*Kısa görev A*: Ölmez Otu romanını anlatan metinde "1952 ile 1957" sözlerinin geçtiği yerden başlayıp "ayda yazımını bitirmiştir." sözlerinden sonra durun ve bu bölümü harfi harfine kopyalayın.

Ölmez Otu

Ölmez Otu, Yaşar Kemal'in Dağın Öte Yüzü üçlemesinin üçüncü romanıdır. 1968 yılında Ant Yayınları tarafından yayımlandı. Toplam kırk yedi bölümden oluşmaktadır. Üçlemesinin son eseri olan Ölmez Otu'nda serinin diğer romanlarından farklı olarak, Memidik'in Muhtar Sefer'den almak istediği intikam sonunda onu öldürmesi ve köylülerin Taşbaşoğlu mitini yok etmeleri anlatılır.

Ölmez Otu
Yazar Yaşar Kemal
Ülke Türkiye
Tür Roman
Yayım 1968
Yayımcı Ant Yayınları
Dağın Öte Yüzü serisi
Yer Demir Gök Bakır
(2. kitap)
Ölmez Otu
(3. kitap)

1952 ile 1957 yıllarında iki kez romanı yazmaya teşebbüs eden yazar, yazdıklarını yırtıp atmıştır.[1] 1967'te yazmaya başlayıp toplamda beş ayda yazımını bitirmiştir.

*Veri alıntısı*:
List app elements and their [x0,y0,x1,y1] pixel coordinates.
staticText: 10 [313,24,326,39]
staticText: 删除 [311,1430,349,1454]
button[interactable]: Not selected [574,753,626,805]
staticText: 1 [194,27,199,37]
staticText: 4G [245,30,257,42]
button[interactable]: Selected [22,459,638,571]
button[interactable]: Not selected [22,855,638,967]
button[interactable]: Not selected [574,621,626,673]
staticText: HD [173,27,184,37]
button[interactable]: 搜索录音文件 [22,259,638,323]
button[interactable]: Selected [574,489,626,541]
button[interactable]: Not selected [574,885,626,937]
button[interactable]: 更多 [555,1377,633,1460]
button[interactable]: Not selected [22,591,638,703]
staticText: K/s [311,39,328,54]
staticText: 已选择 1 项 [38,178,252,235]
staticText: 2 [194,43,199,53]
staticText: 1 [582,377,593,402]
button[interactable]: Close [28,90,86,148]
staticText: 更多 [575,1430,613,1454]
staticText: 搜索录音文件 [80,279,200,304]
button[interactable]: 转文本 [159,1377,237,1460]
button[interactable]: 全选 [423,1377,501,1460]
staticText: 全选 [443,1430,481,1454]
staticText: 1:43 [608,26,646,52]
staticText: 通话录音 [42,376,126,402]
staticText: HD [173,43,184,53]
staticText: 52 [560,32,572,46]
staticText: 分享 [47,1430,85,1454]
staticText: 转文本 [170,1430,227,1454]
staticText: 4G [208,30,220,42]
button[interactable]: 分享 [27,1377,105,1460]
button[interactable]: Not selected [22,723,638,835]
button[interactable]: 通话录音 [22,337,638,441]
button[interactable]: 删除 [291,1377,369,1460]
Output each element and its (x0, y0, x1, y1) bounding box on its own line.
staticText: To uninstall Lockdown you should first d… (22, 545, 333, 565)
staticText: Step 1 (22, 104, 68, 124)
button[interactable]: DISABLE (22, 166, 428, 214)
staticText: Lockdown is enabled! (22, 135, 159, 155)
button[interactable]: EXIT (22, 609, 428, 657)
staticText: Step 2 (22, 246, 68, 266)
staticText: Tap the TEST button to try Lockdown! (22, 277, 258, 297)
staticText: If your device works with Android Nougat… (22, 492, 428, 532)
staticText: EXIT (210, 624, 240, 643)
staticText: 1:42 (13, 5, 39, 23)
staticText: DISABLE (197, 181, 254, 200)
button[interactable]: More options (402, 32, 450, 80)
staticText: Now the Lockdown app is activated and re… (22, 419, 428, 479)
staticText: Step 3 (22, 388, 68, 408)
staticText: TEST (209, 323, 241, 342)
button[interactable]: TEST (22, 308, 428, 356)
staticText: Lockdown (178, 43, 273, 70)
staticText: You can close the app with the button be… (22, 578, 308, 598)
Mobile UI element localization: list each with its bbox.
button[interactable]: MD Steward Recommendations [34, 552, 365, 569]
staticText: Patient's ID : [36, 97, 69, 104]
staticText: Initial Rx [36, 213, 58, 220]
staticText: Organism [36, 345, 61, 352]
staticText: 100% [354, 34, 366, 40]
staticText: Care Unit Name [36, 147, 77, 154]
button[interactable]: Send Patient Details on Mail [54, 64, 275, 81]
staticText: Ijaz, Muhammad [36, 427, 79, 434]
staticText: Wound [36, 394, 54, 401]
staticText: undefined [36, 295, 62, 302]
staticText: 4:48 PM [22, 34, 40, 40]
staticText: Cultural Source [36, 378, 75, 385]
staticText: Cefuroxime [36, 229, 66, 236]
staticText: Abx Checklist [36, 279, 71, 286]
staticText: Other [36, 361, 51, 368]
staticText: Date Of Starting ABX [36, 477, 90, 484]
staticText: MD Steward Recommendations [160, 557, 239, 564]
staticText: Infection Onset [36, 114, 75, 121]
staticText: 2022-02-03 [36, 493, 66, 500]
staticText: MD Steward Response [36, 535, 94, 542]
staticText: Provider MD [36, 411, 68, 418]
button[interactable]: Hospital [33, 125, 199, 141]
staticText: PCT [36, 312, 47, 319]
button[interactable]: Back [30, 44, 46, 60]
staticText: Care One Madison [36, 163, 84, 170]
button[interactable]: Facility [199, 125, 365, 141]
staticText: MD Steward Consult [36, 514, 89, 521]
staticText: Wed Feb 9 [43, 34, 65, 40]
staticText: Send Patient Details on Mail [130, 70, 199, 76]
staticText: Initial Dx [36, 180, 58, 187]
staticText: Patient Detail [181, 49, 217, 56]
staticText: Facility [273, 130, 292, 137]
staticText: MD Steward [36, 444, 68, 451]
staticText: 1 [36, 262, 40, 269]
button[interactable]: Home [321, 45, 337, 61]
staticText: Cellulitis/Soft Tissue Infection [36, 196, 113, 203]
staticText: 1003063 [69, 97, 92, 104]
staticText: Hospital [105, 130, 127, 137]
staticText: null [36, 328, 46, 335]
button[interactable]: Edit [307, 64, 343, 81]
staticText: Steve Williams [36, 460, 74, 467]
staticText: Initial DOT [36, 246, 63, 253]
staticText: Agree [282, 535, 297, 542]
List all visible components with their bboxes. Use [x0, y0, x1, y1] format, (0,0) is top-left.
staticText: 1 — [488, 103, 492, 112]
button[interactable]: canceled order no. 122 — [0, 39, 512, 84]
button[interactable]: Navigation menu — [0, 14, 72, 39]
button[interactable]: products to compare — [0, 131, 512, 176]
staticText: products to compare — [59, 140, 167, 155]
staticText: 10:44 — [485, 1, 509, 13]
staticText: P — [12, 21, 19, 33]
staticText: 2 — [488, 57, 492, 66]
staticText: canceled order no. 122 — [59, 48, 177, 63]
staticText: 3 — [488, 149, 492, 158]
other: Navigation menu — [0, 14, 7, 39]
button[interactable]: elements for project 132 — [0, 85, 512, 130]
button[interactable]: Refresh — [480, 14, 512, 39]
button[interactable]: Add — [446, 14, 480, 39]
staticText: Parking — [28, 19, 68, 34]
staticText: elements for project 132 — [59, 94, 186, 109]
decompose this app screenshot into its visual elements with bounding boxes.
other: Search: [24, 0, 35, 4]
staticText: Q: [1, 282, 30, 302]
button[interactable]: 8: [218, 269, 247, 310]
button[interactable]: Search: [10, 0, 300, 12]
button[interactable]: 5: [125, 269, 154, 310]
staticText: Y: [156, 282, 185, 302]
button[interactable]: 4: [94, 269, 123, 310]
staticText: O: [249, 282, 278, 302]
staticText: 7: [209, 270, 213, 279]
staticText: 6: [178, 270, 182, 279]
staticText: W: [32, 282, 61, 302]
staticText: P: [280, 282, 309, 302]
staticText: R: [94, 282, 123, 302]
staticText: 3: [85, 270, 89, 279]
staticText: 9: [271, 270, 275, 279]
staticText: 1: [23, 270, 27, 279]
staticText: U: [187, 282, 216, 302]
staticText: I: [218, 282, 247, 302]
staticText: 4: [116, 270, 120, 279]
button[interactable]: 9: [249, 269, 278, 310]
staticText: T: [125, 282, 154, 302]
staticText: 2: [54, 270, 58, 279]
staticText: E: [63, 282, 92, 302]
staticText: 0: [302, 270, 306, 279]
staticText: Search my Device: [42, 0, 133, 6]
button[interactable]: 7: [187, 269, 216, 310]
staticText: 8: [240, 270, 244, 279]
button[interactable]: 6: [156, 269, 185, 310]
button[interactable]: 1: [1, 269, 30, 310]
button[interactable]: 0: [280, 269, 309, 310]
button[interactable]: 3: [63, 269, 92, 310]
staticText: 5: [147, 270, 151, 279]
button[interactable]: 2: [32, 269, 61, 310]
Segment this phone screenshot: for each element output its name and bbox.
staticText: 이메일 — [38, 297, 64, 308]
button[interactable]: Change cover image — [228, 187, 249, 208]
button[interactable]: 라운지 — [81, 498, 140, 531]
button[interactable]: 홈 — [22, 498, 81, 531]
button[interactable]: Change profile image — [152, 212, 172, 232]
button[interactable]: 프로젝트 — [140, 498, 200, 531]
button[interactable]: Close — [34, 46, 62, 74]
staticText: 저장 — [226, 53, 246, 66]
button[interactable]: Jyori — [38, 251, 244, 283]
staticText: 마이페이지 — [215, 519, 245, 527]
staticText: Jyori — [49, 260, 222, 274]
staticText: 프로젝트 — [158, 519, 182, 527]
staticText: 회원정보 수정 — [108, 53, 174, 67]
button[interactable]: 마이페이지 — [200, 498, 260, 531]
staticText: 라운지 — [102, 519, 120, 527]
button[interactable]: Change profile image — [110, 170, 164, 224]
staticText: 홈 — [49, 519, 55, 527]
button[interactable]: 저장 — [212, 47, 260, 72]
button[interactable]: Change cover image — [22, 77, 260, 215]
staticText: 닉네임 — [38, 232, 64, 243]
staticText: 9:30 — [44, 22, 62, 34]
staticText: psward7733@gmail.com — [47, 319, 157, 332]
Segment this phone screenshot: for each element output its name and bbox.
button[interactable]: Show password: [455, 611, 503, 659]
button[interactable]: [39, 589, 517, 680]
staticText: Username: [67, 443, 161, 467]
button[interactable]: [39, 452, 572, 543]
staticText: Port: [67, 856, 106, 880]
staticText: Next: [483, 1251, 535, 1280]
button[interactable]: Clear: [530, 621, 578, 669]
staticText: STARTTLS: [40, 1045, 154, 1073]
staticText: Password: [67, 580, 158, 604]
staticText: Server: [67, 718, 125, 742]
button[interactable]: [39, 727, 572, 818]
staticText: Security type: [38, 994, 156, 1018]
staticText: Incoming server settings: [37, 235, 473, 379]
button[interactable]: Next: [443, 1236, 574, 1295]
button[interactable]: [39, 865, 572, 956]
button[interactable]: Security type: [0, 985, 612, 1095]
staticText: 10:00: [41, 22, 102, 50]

*Kısa görev B*: Yukarıdaki satırlardan "bounding" kelimesini içerenlerin tümünü bulun ve her birini olduğu gibi yazın.

*Doğru yanıt A*:
1952 ile 1957 yıllarında iki kez romanı yazmaya teşebbüs eden yazar, yazdıklarını yırtıp atmıştır.[1] 1967'te yazmaya başlayıp toplamda beş ayda yazımını bitirmiştir.

*Doğru yanıt B*:
Output each element and its (x0, y0, x1, y1) bounding box on its own line.
decompose this app screenshot into its visual elements with bounding boxes.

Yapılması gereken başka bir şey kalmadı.